** start of DATASET **
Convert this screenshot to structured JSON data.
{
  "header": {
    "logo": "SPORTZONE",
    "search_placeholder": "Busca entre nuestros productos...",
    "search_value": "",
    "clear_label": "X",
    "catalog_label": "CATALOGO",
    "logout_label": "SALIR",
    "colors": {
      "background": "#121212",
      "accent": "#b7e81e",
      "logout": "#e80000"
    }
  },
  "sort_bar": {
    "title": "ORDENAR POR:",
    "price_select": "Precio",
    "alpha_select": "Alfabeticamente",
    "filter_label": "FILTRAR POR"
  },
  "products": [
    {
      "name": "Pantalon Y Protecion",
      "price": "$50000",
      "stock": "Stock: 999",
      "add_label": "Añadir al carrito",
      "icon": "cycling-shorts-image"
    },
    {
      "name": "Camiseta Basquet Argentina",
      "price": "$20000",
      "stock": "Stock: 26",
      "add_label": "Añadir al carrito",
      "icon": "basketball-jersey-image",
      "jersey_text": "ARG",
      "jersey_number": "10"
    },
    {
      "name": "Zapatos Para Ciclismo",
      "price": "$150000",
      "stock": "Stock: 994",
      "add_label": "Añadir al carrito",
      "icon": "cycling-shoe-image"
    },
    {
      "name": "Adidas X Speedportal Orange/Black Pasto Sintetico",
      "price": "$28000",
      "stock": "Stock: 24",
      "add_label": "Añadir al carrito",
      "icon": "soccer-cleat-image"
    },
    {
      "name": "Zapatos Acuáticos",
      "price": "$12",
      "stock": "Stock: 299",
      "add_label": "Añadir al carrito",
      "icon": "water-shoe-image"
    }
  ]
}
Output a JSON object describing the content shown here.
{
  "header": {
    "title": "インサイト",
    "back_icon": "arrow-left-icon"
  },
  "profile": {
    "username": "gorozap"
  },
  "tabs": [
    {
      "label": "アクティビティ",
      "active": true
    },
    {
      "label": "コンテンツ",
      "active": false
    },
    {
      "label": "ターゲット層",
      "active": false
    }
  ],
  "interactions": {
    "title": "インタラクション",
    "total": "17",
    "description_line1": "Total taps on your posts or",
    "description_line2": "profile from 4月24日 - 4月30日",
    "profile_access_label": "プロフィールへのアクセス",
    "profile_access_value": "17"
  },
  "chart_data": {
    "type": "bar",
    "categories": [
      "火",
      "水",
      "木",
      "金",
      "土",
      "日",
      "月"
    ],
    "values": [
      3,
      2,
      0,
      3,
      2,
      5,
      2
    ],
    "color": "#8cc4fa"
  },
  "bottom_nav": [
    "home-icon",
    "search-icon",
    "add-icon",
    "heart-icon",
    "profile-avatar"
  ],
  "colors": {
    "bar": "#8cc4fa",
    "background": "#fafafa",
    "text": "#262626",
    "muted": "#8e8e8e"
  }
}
** end of DATASET **
[OBJECTIVE]:
Pick out every line with the string "Zapatos" and copy it.

[WRITTEN REPLY]:
      "name": "Zapatos Para Ciclismo",
      "name": "Zapatos Acuáticos",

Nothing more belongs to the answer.